-- Written task --
Below are the records; locate each line with the word "wtedy" and copy it.

-- Data for this exercise --

◇ ◇ ◇ ◇ ◇

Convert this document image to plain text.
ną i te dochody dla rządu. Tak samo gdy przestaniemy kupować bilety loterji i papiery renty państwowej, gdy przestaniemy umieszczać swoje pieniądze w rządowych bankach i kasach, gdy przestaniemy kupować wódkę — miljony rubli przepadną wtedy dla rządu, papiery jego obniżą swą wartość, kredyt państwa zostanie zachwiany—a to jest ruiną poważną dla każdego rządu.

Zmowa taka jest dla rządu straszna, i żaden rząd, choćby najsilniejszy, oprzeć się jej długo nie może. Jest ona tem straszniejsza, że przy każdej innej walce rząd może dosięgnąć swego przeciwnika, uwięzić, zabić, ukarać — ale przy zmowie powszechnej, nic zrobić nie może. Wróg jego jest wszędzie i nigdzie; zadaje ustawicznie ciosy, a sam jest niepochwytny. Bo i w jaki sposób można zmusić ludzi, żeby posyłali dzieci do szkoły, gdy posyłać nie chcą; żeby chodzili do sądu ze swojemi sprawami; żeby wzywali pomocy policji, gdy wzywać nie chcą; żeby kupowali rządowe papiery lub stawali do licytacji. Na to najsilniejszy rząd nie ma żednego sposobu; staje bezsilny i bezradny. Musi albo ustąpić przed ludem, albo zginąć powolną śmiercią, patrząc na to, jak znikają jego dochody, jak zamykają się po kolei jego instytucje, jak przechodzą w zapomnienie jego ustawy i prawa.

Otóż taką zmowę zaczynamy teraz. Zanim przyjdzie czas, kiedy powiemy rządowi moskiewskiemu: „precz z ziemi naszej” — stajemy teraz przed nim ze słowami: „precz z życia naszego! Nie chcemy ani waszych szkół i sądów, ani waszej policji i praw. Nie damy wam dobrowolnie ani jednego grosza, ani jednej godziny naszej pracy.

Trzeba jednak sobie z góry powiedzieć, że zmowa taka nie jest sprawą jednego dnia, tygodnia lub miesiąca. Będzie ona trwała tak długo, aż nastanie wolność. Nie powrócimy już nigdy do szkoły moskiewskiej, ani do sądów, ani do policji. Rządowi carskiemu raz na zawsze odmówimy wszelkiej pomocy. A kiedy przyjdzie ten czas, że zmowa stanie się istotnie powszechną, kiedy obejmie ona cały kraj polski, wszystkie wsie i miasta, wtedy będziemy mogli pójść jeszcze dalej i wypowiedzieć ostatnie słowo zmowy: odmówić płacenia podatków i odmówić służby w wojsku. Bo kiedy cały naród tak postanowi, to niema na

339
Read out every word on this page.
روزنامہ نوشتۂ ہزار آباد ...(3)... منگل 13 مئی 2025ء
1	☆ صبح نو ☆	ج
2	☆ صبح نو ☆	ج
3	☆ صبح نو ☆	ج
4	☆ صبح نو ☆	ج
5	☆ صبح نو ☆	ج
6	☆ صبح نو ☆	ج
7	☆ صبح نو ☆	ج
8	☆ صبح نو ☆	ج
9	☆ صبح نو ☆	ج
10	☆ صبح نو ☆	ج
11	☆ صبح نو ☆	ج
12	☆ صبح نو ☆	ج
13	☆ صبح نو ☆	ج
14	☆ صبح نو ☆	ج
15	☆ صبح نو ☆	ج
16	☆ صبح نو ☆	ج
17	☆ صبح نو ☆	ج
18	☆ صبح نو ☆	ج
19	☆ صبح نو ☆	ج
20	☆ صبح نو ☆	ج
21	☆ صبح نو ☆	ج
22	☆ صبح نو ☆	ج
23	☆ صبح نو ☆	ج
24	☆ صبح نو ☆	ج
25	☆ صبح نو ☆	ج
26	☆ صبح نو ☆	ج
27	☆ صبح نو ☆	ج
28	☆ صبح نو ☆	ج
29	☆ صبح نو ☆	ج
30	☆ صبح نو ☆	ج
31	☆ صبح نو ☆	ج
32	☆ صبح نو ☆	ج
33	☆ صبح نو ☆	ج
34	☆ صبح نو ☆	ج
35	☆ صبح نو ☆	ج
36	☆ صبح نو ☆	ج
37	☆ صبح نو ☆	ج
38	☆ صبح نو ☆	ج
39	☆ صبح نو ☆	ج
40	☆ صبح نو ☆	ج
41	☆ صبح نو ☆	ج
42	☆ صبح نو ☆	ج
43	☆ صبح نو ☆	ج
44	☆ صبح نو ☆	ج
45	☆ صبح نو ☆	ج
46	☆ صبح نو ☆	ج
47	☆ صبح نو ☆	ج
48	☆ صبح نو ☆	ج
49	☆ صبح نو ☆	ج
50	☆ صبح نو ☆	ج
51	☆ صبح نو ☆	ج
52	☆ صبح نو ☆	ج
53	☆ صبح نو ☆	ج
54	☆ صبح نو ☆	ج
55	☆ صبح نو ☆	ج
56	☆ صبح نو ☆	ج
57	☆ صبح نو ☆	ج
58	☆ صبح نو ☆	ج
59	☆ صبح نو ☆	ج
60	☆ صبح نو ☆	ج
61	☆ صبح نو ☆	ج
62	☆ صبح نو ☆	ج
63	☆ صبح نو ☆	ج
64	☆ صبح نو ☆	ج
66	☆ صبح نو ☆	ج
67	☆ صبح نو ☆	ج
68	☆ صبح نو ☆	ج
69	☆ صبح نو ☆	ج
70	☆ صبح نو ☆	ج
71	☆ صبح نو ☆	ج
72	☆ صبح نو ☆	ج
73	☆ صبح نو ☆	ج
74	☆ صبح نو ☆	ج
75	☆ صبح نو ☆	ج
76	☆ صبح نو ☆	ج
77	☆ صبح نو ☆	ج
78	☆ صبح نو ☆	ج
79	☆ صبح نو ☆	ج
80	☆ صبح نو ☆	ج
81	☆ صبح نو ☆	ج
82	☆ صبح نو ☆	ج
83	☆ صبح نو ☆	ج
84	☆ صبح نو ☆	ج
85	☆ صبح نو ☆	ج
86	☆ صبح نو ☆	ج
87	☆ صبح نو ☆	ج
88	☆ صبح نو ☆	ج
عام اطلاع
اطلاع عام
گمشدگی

◇ ◇ ◇ ◇ ◇

-- Reply --
ną i te dochody dla rządu. Tak samo gdy przestaniemy kupować bilety loterji i papiery renty państwowej, gdy przestaniemy umieszczać swoje pieniądze w rządowych bankach i kasach, gdy przestaniemy kupować wódkę — miljony rubli przepadną wtedy dla rządu, papiery jego obniżą swą wartość, kredyt państwa zostanie zachwiany—a to jest ruiną poważną dla każdego rządu.
Trzeba jednak sobie z góry powiedzieć, że zmowa taka nie jest sprawą jednego dnia, tygodnia lub miesiąca. Będzie ona trwała tak długo, aż nastanie wolność. Nie powrócimy już nigdy do szkoły moskiewskiej, ani do sądów, ani do policji. Rządowi carskiemu raz na zawsze odmówimy wszelkiej pomocy. A kiedy przyjdzie ten czas, że zmowa stanie się istotnie powszechną, kiedy obejmie ona cały kraj polski, wszystkie wsie i miasta, wtedy będziemy mogli pójść jeszcze dalej i wypowiedzieć ostatnie słowo zmowy: odmówić płacenia podatków i odmówić służby w wojsku. Bo kiedy cały naród tak postanowi, to niema na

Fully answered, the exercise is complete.